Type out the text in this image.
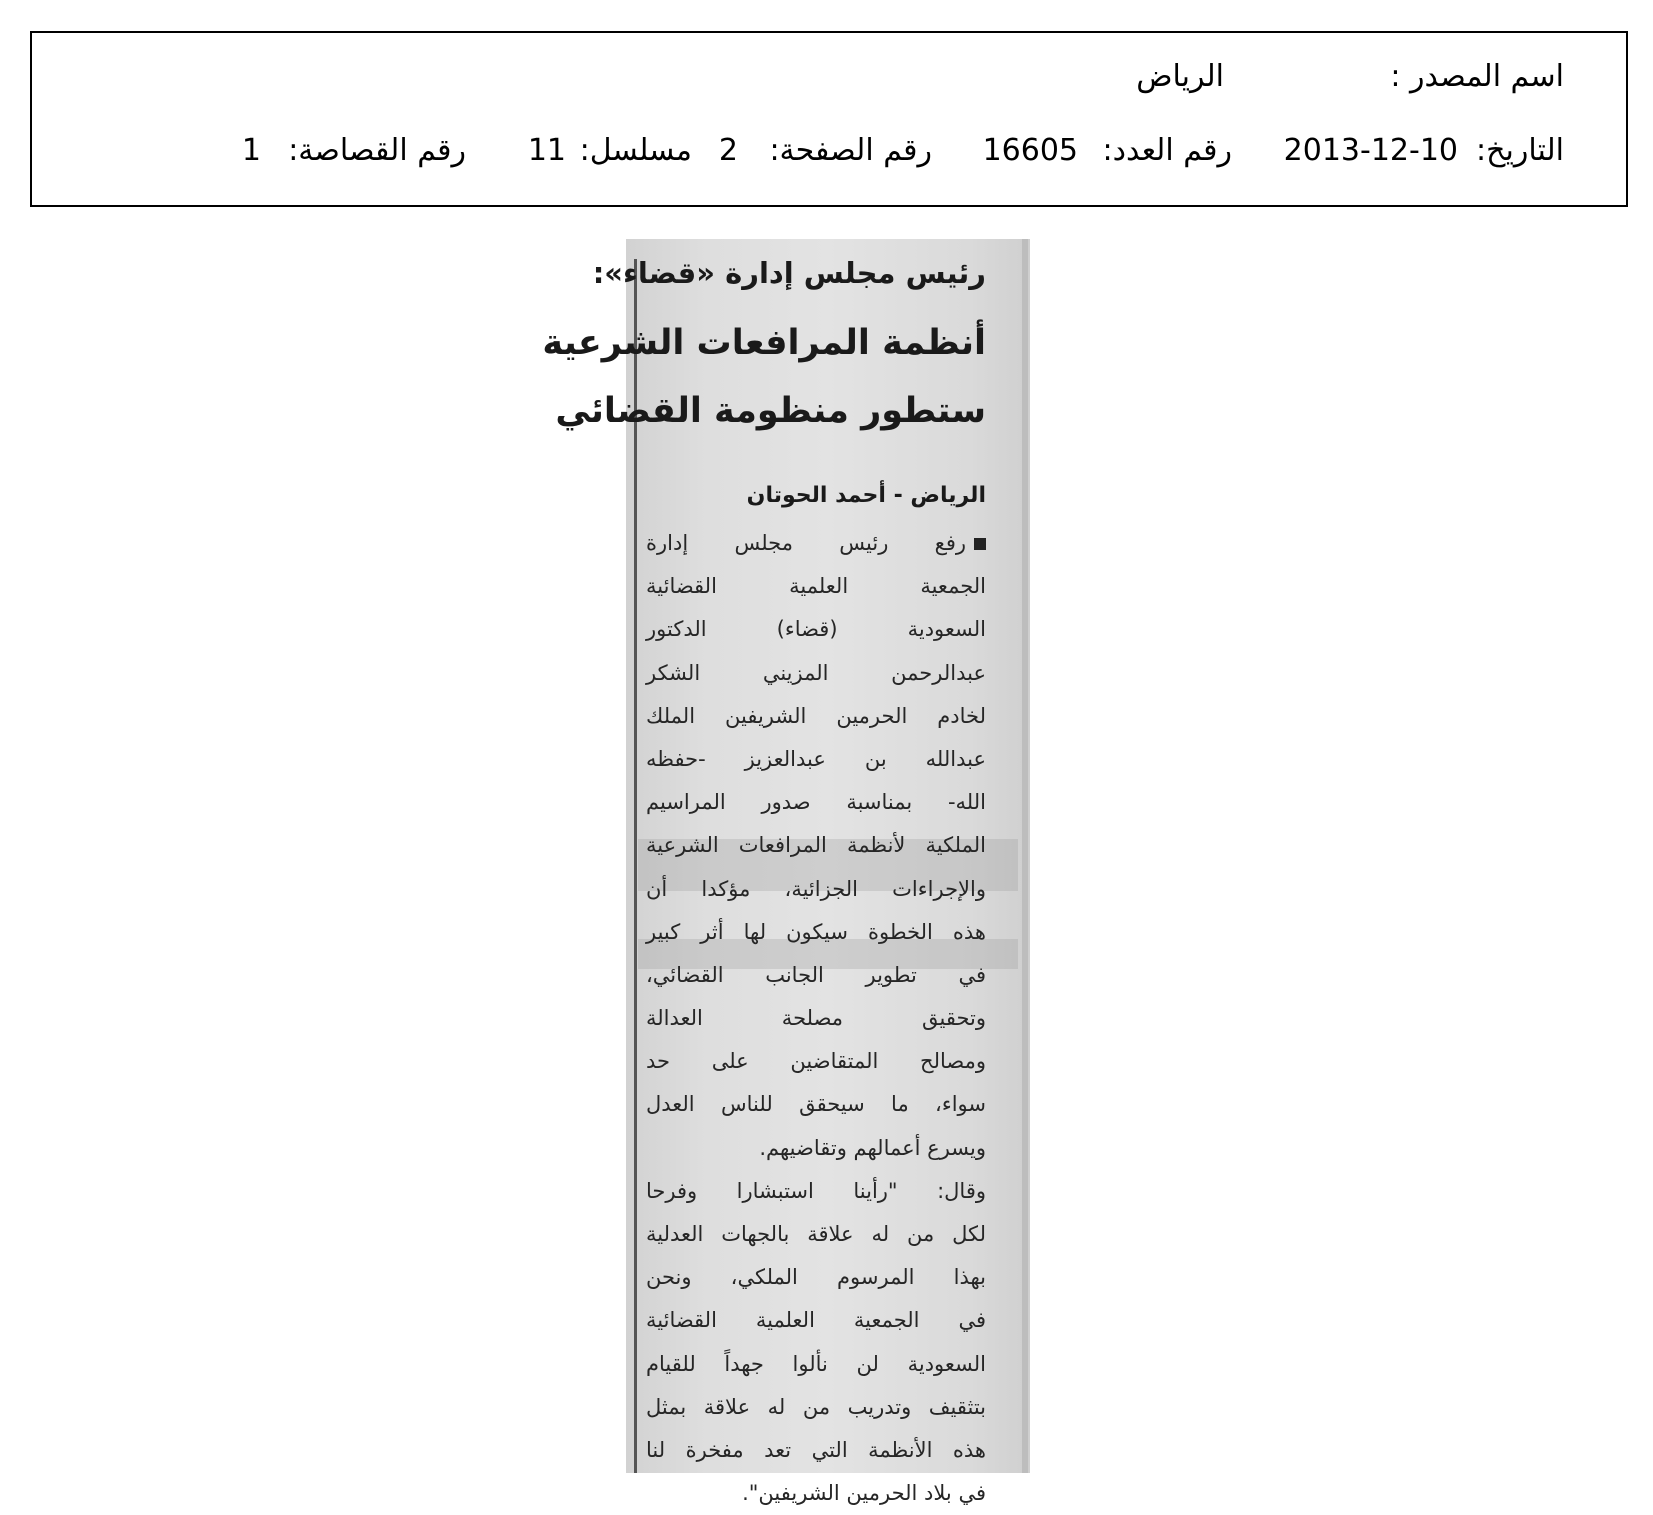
اسم المصدر :
الرياض
التاريخ:
2013-12-10
رقم العدد:
16605
رقم الصفحة:
2
مسلسل:
11
رقم القصاصة:
1
رئيس مجلس إدارة «قضاء»:
أنظمة المرافعات الشرعية
ستطور منظومة القضائي
الرياض - أحمد الحوتان
رفع رئيس مجلس إدارة
الجمعية العلمية القضائية
السعودية (قضاء) الدكتور
عبدالرحمن المزيني الشكر
لخادم الحرمين الشريفين الملك
عبدالله بن عبدالعزيز -حفظه
الله- بمناسبة صدور المراسيم
الملكية لأنظمة المرافعات الشرعية
والإجراءات الجزائية، مؤكدا أن
هذه الخطوة سيكون لها أثر كبير
في تطوير الجانب القضائي،
وتحقيق مصلحة العدالة
ومصالح المتقاضين على حد
سواء، ما سيحقق للناس العدل
ويسرع أعمالهم وتقاضيهم.
وقال: "رأينا استبشارا وفرحا
لكل من له علاقة بالجهات العدلية
بهذا المرسوم الملكي، ونحن
في الجمعية العلمية القضائية
السعودية لن نألوا جهداً للقيام
بتثقيف وتدريب من له علاقة بمثل
هذه الأنظمة التي تعد مفخرة لنا
في بلاد الحرمين الشريفين".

Written task
Omit the pictures. Output every record above word for word.

Response
Type out the text in this image.
اسم المصدر :
الرياض
التاريخ:
2013-12-10
رقم العدد:
16605
رقم الصفحة:
2
مسلسل:
11
رقم القصاصة:
1
رئيس مجلس إدارة «قضاء»:
أنظمة المرافعات الشرعية
ستطور منظومة القضائي
الرياض - أحمد الحوتان
رفع رئيس مجلس إدارة
الجمعية العلمية القضائية
السعودية (قضاء) الدكتور
عبدالرحمن المزيني الشكر
لخادم الحرمين الشريفين الملك
عبدالله بن عبدالعزيز -حفظه
الله- بمناسبة صدور المراسيم
الملكية لأنظمة المرافعات الشرعية
والإجراءات الجزائية، مؤكدا أن
هذه الخطوة سيكون لها أثر كبير
في تطوير الجانب القضائي،
وتحقيق مصلحة العدالة
ومصالح المتقاضين على حد
سواء، ما سيحقق للناس العدل
ويسرع أعمالهم وتقاضيهم.
وقال: "رأينا استبشارا وفرحا
لكل من له علاقة بالجهات العدلية
بهذا المرسوم الملكي، ونحن
في الجمعية العلمية القضائية
السعودية لن نألوا جهداً للقيام
بتثقيف وتدريب من له علاقة بمثل
هذه الأنظمة التي تعد مفخرة لنا
في بلاد الحرمين الشريفين".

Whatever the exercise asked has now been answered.